--- start of Extracted data ---

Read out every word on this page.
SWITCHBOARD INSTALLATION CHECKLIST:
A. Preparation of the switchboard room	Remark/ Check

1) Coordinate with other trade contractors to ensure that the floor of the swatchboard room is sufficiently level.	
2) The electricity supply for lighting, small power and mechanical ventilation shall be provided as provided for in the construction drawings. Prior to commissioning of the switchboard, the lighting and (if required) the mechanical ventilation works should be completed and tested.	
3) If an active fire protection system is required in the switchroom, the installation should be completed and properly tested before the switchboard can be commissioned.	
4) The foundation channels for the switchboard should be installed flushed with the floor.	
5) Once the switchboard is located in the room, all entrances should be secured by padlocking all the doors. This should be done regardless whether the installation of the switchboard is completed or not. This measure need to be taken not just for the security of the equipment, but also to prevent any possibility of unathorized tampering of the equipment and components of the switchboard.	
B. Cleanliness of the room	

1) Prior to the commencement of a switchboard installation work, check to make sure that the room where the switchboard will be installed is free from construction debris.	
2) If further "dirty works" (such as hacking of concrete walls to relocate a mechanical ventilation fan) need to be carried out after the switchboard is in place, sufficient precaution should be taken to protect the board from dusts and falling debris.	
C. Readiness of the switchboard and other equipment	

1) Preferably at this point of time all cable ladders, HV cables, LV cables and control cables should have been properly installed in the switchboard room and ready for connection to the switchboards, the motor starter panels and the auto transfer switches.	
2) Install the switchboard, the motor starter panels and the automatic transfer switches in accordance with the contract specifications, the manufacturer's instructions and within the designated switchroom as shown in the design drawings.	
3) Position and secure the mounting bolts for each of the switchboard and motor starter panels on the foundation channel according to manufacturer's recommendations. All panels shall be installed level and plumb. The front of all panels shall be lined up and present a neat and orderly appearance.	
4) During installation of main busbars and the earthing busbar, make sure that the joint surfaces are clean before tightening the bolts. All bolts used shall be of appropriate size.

--- end of Extracted data ---

Reproduce all the data word for word.

Read out every word on this page.
SWITCHBOARD INSTALLATION CHECKLIST:
A. Preparation of the switchboard room	Remark/ Check

1) Coordinate with other trade contractors to ensure that the floor of the swatchboard room is sufficiently level.	
2) The electricity supply for lighting, small power and mechanical ventilation shall be provided as provided for in the construction drawings. Prior to commissioning of the switchboard, the lighting and (if required) the mechanical ventilation works should be completed and tested.	
3) If an active fire protection system is required in the switchroom, the installation should be completed and properly tested before the switchboard can be commissioned.	
4) The foundation channels for the switchboard should be installed flushed with the floor.	
5) Once the switchboard is located in the room, all entrances should be secured by padlocking all the doors. This should be done regardless whether the installation of the switchboard is completed or not. This measure need to be taken not just for the security of the equipment, but also to prevent any possibility of unathorized tampering of the equipment and components of the switchboard.	
B. Cleanliness of the room	

1) Prior to the commencement of a switchboard installation work, check to make sure that the room where the switchboard will be installed is free from construction debris.	
2) If further "dirty works" (such as hacking of concrete walls to relocate a mechanical ventilation fan) need to be carried out after the switchboard is in place, sufficient precaution should be taken to protect the board from dusts and falling debris.	
C. Readiness of the switchboard and other equipment	

1) Preferably at this point of time all cable ladders, HV cables, LV cables and control cables should have been properly installed in the switchboard room and ready for connection to the switchboards, the motor starter panels and the auto transfer switches.	
2) Install the switchboard, the motor starter panels and the automatic transfer switches in accordance with the contract specifications, the manufacturer's instructions and within the designated switchroom as shown in the design drawings.	
3) Position and secure the mounting bolts for each of the switchboard and motor starter panels on the foundation channel according to manufacturer's recommendations. All panels shall be installed level and plumb. The front of all panels shall be lined up and present a neat and orderly appearance.	
4) During installation of main busbars and the earthing busbar, make sure that the joint surfaces are clean before tightening the bolts. All bolts used shall be of appropriate size.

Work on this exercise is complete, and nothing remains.